• _What to do_:
Reproduce each line that includes the word "الجنسية".

• _Extracted material_:

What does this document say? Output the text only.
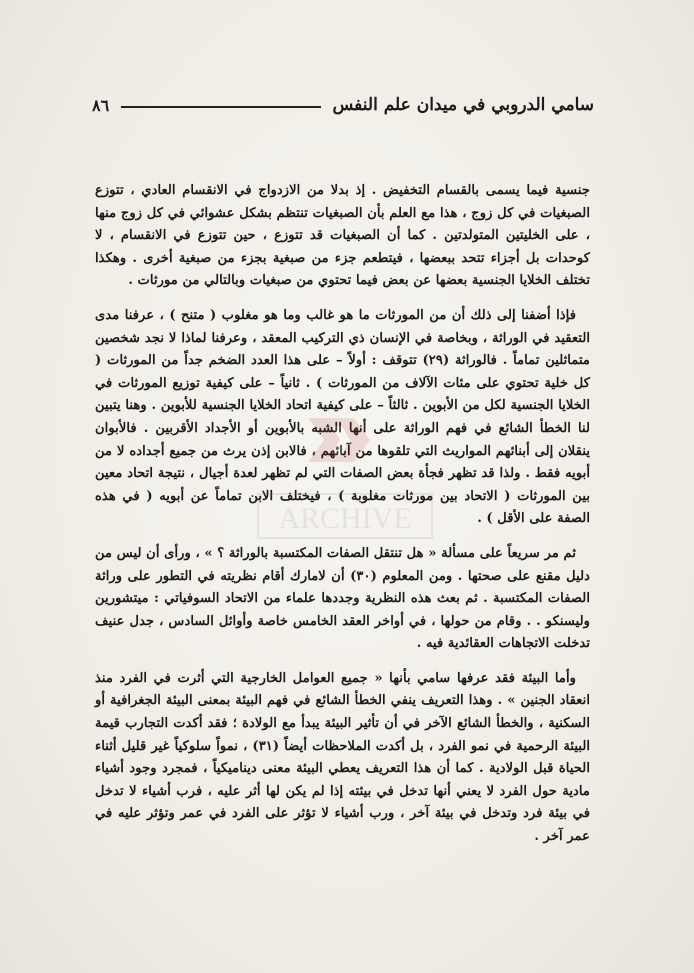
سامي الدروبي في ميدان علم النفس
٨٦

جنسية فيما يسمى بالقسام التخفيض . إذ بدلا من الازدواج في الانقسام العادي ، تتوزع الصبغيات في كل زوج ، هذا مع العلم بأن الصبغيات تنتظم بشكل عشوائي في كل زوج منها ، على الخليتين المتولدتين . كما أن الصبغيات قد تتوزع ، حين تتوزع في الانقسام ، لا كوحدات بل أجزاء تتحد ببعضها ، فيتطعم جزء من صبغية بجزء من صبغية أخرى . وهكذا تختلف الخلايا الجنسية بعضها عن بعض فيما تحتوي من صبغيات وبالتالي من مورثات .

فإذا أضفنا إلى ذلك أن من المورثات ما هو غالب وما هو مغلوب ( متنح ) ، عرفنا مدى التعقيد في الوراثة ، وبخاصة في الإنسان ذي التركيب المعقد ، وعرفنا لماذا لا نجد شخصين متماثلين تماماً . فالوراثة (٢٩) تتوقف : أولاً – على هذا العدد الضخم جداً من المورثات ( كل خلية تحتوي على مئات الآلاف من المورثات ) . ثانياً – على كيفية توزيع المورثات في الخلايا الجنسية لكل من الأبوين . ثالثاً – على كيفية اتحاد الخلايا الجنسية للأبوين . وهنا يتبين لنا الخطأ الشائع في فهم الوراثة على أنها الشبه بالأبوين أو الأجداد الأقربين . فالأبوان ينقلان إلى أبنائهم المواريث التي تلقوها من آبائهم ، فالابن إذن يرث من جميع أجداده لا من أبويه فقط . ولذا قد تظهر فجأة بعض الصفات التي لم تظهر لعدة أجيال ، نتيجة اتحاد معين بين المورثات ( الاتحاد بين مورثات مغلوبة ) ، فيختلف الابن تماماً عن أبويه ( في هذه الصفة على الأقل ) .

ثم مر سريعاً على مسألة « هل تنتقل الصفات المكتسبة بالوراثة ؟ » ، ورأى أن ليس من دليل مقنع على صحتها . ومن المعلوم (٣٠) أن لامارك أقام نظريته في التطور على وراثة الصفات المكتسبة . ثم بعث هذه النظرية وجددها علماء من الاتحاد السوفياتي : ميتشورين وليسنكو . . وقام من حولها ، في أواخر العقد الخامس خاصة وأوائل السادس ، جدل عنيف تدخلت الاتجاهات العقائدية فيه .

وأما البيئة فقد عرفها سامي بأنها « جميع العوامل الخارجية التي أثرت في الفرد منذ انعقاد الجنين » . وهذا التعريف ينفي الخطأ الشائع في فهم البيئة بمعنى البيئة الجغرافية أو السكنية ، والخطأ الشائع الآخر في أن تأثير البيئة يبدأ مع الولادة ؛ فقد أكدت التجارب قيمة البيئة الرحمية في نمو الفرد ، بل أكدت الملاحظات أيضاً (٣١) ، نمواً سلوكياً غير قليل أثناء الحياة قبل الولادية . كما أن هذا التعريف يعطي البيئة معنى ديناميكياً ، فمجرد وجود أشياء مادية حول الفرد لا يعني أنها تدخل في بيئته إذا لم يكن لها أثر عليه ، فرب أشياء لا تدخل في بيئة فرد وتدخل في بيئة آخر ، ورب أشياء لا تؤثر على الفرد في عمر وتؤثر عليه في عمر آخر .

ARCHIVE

...

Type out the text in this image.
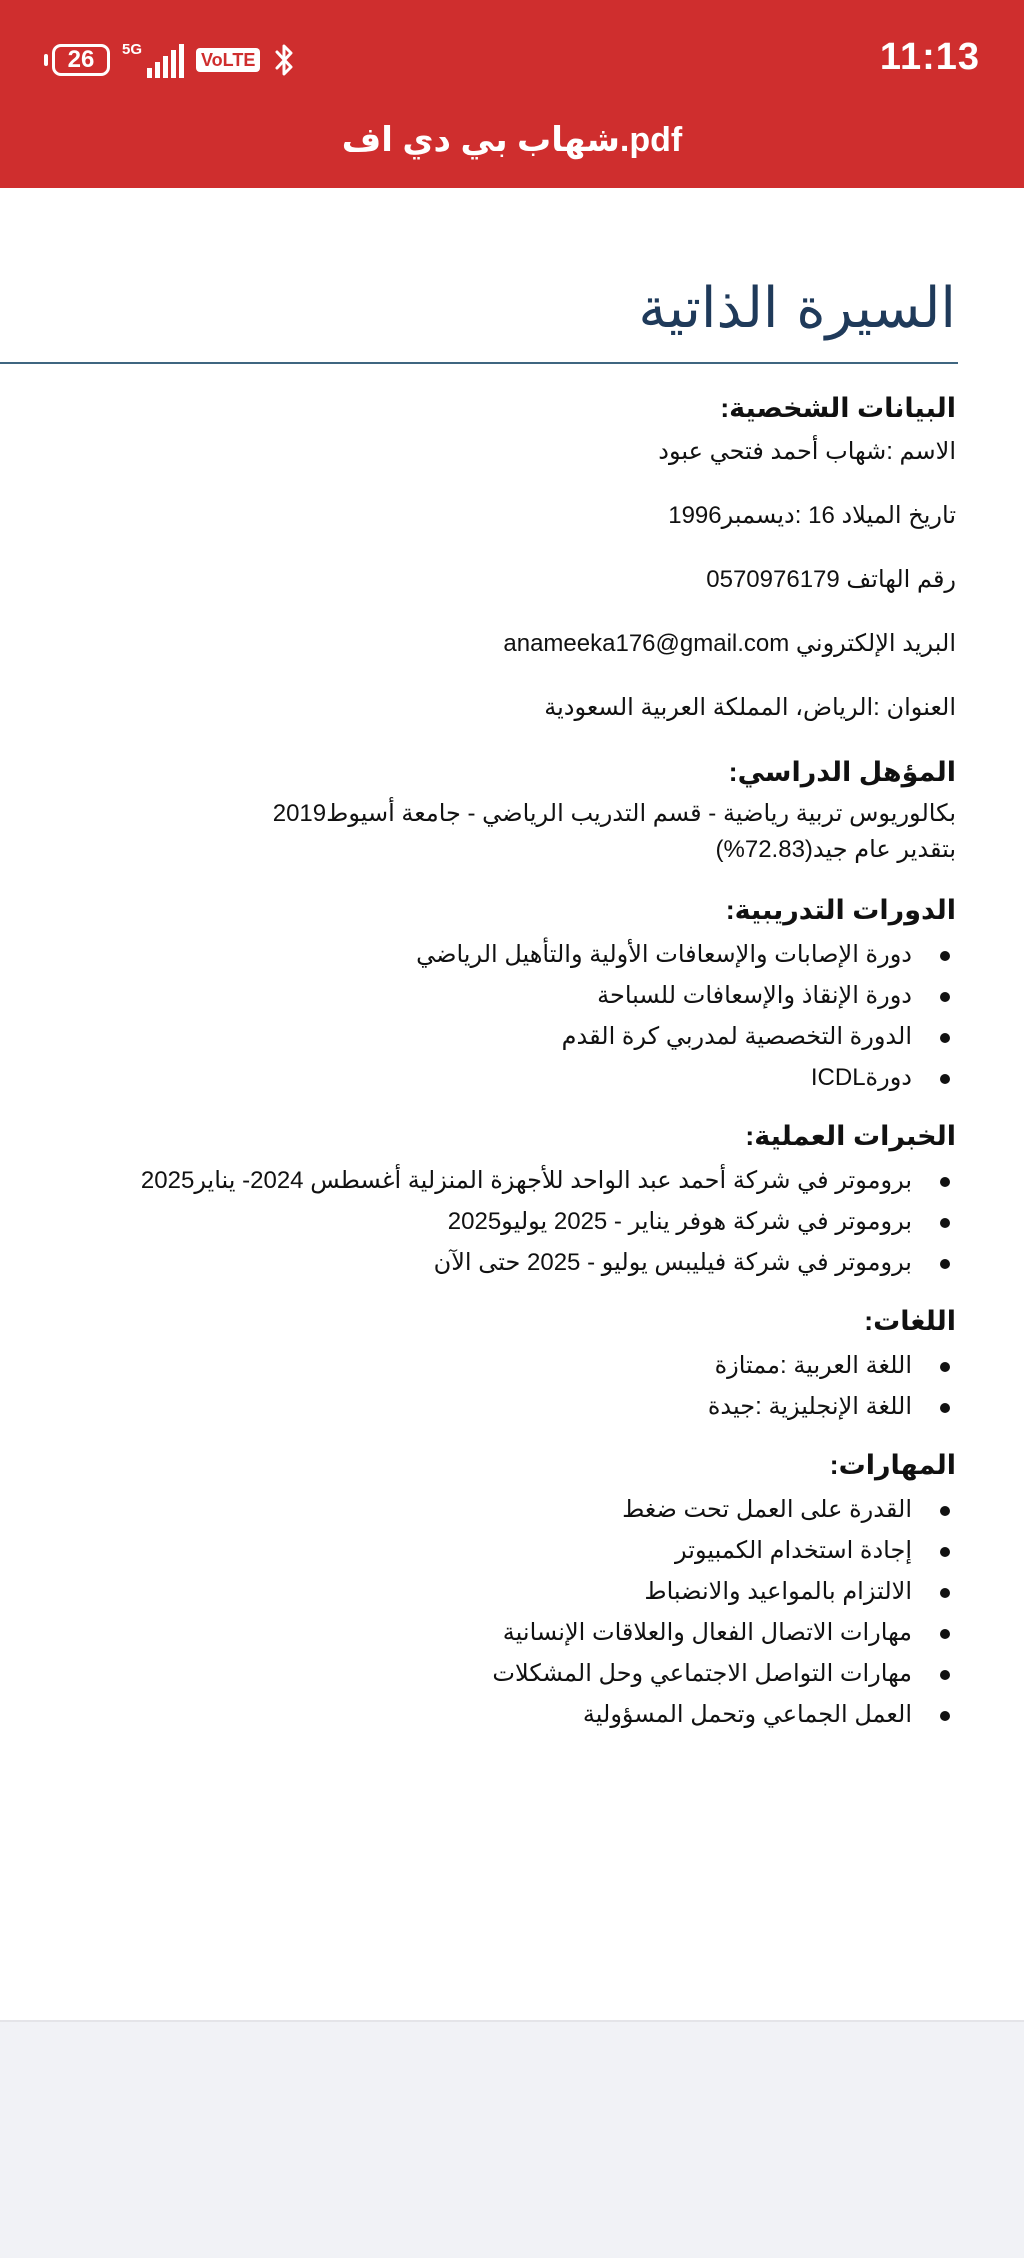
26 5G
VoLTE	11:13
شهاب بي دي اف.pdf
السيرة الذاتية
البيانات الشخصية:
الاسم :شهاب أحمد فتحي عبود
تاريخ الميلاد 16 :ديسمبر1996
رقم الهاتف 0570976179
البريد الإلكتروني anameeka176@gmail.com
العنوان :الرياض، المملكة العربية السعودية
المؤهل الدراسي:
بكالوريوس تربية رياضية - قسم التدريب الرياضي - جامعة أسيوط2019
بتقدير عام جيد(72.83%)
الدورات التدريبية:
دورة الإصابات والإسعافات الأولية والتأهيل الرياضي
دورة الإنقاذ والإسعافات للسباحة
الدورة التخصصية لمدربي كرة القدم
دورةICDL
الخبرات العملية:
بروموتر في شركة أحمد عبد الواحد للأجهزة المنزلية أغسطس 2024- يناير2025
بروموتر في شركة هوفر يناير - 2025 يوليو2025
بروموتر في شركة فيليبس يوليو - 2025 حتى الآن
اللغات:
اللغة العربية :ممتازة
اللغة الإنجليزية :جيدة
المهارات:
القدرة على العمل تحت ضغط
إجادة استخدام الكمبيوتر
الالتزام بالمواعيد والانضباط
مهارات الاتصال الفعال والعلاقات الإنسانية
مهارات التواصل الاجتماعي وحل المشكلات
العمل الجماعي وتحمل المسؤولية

• _Complete response_:
جنسية فيما يسمى بالقسام التخفيض . إذ بدلا من الازدواج في الانقسام العادي ، تتوزع الصبغيات في كل زوج ، هذا مع العلم بأن الصبغيات تنتظم بشكل عشوائي في كل زوج منها ، على الخليتين المتولدتين . كما أن الصبغيات قد تتوزع ، حين تتوزع في الانقسام ، لا كوحدات بل أجزاء تتحد ببعضها ، فيتطعم جزء من صبغية بجزء من صبغية أخرى . وهكذا تختلف الخلايا الجنسية بعضها عن بعض فيما تحتوي من صبغيات وبالتالي من مورثات .
فإذا أضفنا إلى ذلك أن من المورثات ما هو غالب وما هو مغلوب ( متنح ) ، عرفنا مدى التعقيد في الوراثة ، وبخاصة في الإنسان ذي التركيب المعقد ، وعرفنا لماذا لا نجد شخصين متماثلين تماماً . فالوراثة (٢٩) تتوقف : أولاً – على هذا العدد الضخم جداً من المورثات ( كل خلية تحتوي على مئات الآلاف من المورثات ) . ثانياً – على كيفية توزيع المورثات في الخلايا الجنسية لكل من الأبوين . ثالثاً – على كيفية اتحاد الخلايا الجنسية للأبوين . وهنا يتبين لنا الخطأ الشائع في فهم الوراثة على أنها الشبه بالأبوين أو الأجداد الأقربين . فالأبوان ينقلان إلى أبنائهم المواريث التي تلقوها من آبائهم ، فالابن إذن يرث من جميع أجداده لا من أبويه فقط . ولذا قد تظهر فجأة بعض الصفات التي لم تظهر لعدة أجيال ، نتيجة اتحاد معين بين المورثات ( الاتحاد بين مورثات مغلوبة ) ، فيختلف الابن تماماً عن أبويه ( في هذه الصفة على الأقل ) .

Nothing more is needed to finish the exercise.